=== Dataset extract ===

• • •

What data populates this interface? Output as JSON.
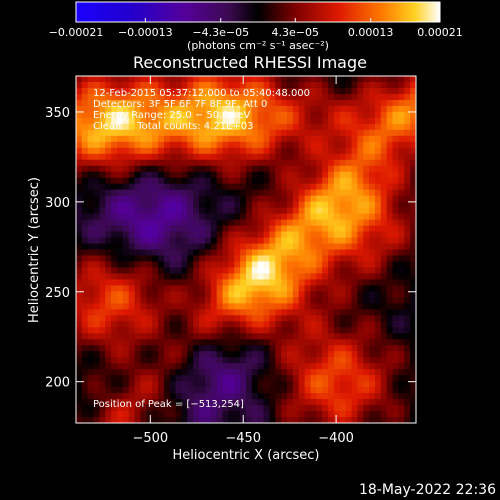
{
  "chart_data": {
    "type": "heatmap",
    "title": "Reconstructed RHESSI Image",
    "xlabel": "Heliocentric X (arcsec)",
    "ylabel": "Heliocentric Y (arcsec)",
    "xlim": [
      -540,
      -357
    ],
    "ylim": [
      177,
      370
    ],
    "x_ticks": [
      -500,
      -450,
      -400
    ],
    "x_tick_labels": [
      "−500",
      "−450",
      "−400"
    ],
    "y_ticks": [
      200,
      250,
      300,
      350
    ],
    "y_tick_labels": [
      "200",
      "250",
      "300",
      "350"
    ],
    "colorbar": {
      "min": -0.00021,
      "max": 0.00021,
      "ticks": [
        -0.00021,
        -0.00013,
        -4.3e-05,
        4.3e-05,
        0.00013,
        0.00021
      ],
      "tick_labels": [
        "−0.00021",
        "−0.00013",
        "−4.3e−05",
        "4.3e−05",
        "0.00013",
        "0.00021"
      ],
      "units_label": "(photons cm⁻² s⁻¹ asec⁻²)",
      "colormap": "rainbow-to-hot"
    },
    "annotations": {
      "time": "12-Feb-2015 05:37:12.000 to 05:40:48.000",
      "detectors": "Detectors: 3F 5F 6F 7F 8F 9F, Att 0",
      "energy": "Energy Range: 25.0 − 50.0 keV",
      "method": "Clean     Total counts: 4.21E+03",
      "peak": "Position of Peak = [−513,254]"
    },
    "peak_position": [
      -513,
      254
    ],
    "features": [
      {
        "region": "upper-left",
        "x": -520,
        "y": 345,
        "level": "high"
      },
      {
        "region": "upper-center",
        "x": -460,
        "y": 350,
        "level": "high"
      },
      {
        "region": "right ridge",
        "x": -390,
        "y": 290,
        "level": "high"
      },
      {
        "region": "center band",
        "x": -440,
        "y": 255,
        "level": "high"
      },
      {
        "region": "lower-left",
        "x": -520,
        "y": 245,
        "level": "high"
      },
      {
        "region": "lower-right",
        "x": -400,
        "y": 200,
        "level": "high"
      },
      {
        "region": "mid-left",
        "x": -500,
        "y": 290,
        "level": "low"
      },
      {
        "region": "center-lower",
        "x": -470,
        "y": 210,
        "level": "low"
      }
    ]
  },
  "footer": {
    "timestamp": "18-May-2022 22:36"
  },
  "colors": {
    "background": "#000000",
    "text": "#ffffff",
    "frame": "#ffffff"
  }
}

• • •

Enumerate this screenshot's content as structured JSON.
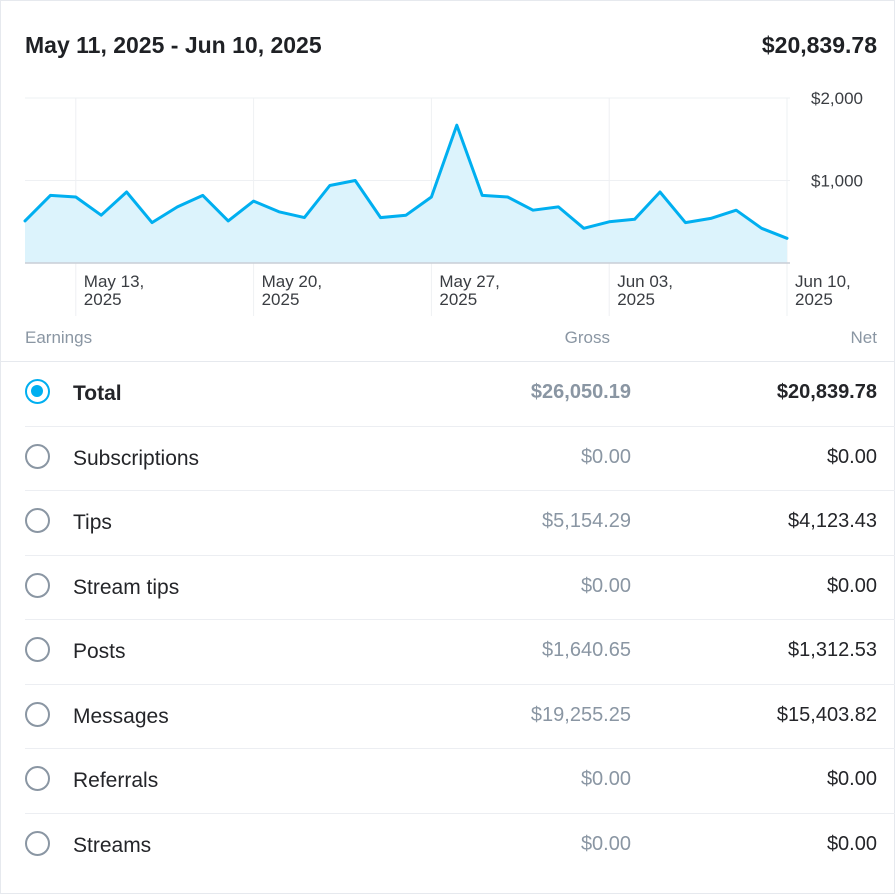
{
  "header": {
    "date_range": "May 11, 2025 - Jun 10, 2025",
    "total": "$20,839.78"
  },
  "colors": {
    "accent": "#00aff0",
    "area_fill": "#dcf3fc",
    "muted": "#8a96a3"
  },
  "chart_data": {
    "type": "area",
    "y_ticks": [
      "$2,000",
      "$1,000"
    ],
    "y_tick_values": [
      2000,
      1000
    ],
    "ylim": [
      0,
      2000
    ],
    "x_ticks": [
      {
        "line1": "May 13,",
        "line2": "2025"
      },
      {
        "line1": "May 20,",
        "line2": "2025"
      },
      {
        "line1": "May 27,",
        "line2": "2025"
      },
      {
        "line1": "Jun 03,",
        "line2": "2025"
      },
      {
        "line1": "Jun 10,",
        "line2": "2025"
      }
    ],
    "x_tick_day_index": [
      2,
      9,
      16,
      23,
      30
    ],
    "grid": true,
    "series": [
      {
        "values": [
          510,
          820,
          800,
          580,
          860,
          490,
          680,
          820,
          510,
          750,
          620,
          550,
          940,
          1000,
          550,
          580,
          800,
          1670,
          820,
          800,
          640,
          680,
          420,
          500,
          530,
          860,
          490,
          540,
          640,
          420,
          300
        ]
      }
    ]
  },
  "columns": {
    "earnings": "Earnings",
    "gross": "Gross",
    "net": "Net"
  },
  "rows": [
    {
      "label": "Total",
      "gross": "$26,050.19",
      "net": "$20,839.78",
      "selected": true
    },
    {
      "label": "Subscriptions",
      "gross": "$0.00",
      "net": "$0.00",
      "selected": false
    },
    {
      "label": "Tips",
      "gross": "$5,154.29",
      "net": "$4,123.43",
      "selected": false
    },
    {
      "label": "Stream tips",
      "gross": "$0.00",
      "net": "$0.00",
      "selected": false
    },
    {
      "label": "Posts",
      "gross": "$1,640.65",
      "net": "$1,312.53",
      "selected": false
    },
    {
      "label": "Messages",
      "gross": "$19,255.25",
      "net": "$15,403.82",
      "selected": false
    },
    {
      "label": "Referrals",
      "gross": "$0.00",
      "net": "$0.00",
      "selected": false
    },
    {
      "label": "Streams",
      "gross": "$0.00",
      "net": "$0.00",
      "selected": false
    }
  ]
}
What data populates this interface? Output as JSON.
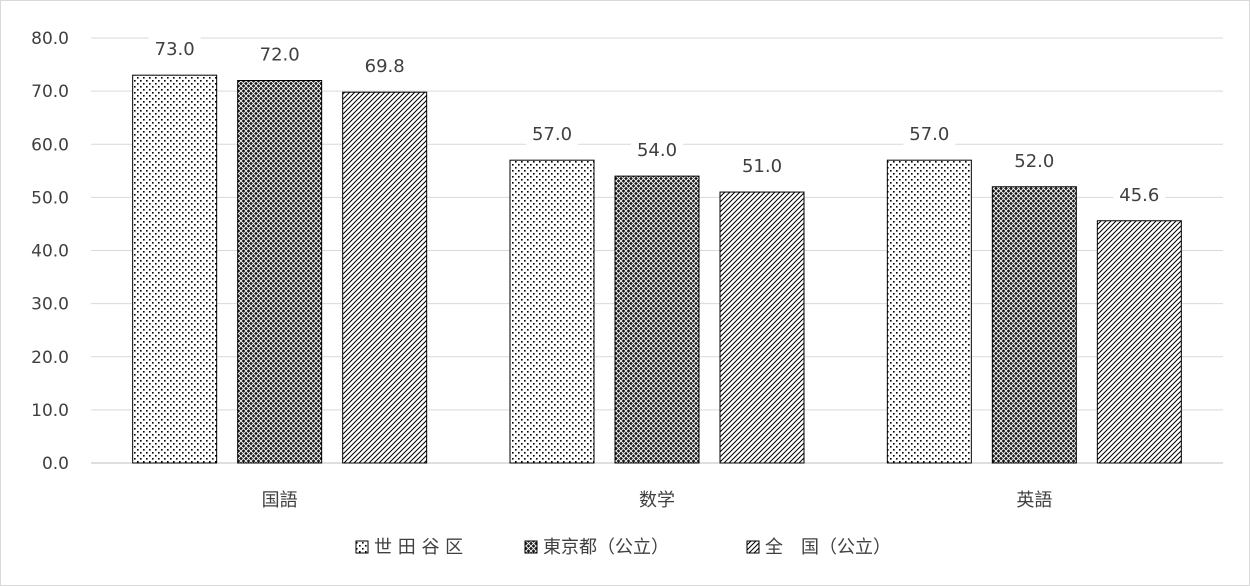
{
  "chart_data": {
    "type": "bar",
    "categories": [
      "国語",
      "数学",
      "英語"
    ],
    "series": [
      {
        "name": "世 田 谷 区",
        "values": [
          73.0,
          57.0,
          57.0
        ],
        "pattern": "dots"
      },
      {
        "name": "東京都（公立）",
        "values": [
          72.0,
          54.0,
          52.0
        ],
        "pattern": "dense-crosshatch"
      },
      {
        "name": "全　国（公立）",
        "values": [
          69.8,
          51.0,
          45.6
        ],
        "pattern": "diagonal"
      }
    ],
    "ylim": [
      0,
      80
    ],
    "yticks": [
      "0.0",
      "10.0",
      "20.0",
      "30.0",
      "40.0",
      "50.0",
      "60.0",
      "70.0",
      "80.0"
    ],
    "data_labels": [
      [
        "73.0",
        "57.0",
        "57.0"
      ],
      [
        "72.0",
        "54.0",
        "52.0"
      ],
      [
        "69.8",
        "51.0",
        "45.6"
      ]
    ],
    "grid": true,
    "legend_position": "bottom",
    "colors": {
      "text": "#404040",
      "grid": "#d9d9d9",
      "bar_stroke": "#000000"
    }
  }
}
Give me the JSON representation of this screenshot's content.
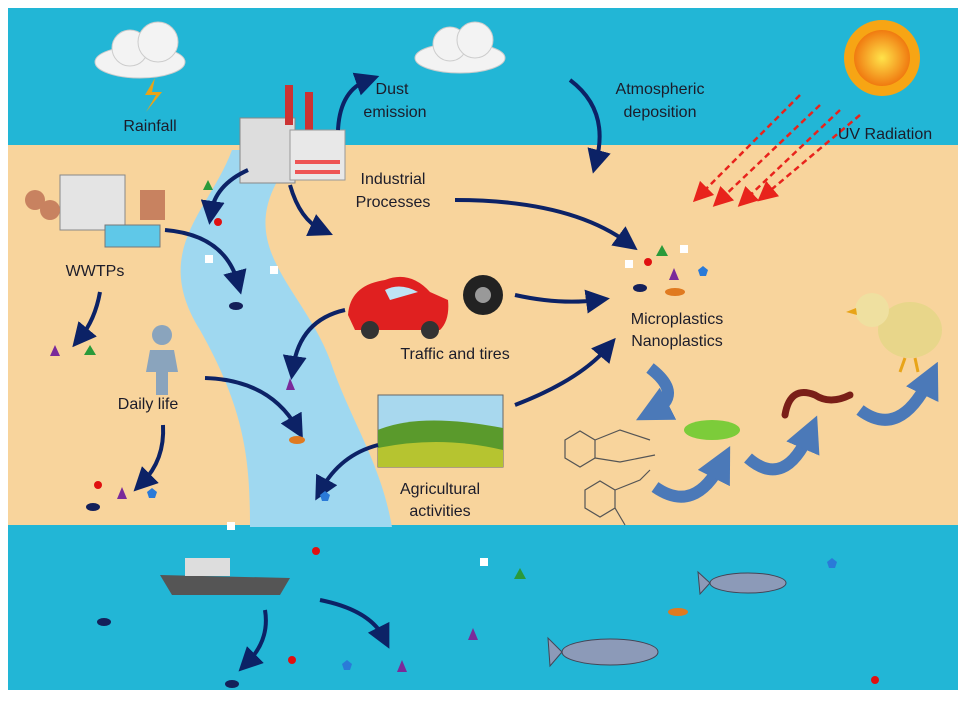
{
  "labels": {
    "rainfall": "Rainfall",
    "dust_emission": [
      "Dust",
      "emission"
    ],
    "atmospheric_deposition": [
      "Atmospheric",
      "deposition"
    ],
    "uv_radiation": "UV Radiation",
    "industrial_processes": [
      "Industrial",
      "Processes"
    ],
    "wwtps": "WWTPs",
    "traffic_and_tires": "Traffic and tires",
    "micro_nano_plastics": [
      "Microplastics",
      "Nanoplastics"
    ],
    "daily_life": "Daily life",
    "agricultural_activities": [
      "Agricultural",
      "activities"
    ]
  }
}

• • •

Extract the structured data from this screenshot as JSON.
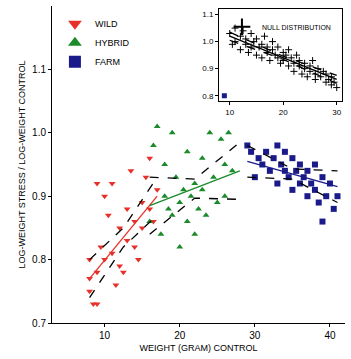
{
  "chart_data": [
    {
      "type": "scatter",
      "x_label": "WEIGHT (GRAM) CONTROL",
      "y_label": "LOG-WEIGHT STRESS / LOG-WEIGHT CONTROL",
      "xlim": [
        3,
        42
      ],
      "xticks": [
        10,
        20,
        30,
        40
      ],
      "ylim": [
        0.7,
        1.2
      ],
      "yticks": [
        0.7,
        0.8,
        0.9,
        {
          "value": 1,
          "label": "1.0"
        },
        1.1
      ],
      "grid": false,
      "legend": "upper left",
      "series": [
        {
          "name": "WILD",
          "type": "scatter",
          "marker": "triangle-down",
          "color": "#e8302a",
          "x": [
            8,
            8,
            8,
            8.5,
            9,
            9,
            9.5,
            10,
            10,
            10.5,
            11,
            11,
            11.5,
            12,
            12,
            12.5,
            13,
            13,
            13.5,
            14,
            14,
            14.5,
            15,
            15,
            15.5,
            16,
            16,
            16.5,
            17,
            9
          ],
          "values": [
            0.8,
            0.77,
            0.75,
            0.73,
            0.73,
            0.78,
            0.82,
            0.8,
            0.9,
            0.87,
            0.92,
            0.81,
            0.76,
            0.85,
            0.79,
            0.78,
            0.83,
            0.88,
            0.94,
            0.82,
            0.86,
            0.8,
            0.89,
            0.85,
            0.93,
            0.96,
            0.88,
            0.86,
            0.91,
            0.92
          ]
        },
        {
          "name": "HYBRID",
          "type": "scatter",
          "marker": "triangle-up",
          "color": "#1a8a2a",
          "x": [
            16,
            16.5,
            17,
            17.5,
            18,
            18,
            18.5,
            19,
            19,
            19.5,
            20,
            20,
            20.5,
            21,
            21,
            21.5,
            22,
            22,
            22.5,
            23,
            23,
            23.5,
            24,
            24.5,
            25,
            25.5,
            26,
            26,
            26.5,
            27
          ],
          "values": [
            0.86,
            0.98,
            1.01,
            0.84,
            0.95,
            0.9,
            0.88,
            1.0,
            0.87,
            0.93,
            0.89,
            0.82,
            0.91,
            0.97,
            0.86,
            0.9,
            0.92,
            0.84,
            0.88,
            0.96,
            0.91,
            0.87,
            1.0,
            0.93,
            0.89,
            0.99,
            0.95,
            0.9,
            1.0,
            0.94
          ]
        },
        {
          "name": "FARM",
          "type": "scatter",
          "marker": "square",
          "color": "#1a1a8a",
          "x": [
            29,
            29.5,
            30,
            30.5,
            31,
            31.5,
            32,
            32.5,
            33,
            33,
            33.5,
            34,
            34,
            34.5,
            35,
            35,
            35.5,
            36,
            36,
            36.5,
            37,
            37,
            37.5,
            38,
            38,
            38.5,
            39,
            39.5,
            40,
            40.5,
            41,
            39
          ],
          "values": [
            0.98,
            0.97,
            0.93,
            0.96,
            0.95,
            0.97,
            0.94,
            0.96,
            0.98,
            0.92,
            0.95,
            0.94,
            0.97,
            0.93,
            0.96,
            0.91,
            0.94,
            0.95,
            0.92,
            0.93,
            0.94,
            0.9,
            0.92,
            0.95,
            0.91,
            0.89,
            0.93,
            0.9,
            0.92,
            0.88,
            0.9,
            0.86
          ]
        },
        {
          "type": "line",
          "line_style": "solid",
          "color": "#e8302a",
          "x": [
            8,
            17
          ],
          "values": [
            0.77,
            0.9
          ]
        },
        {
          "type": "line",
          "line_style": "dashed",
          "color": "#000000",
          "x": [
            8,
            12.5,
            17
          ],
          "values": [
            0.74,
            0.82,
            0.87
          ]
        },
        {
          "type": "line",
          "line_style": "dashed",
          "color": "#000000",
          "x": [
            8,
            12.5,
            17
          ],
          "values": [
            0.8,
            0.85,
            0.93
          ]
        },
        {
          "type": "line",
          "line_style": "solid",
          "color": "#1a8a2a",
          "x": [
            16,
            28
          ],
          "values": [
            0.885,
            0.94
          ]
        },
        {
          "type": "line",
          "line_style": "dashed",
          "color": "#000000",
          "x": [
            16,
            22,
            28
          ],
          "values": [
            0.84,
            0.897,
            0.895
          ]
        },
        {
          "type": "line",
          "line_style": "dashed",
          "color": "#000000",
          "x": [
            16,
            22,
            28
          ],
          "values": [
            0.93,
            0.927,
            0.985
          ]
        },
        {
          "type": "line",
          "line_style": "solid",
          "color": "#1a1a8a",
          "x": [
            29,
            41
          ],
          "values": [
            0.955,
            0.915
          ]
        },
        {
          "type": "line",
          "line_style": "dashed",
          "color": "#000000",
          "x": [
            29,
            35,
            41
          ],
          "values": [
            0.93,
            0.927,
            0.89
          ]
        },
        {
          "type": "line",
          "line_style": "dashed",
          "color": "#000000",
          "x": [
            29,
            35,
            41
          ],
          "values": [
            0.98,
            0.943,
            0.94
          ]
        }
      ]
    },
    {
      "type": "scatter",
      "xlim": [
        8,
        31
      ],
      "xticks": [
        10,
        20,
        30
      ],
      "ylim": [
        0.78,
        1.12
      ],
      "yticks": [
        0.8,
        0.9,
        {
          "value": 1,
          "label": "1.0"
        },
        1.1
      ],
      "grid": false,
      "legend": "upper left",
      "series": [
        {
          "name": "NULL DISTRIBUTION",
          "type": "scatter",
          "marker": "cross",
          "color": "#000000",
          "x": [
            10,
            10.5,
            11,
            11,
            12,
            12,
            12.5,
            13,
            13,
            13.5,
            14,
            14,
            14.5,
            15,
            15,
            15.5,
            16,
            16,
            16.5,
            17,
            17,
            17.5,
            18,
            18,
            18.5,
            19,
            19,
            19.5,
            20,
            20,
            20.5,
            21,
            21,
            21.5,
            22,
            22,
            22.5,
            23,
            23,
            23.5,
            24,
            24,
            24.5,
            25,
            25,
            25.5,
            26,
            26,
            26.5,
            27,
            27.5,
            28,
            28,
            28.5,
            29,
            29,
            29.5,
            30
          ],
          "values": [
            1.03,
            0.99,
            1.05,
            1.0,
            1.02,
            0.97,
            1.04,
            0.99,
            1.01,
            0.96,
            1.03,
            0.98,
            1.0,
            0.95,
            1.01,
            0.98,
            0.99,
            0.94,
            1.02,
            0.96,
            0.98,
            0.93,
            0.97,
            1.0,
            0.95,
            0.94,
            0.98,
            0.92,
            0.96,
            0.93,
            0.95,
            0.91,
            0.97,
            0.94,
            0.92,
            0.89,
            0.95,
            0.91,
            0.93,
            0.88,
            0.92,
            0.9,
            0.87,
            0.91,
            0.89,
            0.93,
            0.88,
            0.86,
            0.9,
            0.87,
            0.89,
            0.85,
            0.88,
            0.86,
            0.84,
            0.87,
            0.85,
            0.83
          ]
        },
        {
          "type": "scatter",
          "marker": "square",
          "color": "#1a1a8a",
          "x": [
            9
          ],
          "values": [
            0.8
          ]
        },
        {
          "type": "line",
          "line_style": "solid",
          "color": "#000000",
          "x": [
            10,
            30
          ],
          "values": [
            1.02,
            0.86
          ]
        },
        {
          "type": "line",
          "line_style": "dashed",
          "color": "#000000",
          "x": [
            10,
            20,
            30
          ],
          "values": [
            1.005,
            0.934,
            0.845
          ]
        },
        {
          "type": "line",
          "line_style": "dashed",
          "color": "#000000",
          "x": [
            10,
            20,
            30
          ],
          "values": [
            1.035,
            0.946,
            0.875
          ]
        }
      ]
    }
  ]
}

• • •

=== Exercise brief ===
Check each line above for the word "structured" and copy the ones that have it.

=== Finished answer ===
Enumerate this screenshot's content as structured JSON.
Extract the structured data from this screenshot as JSON.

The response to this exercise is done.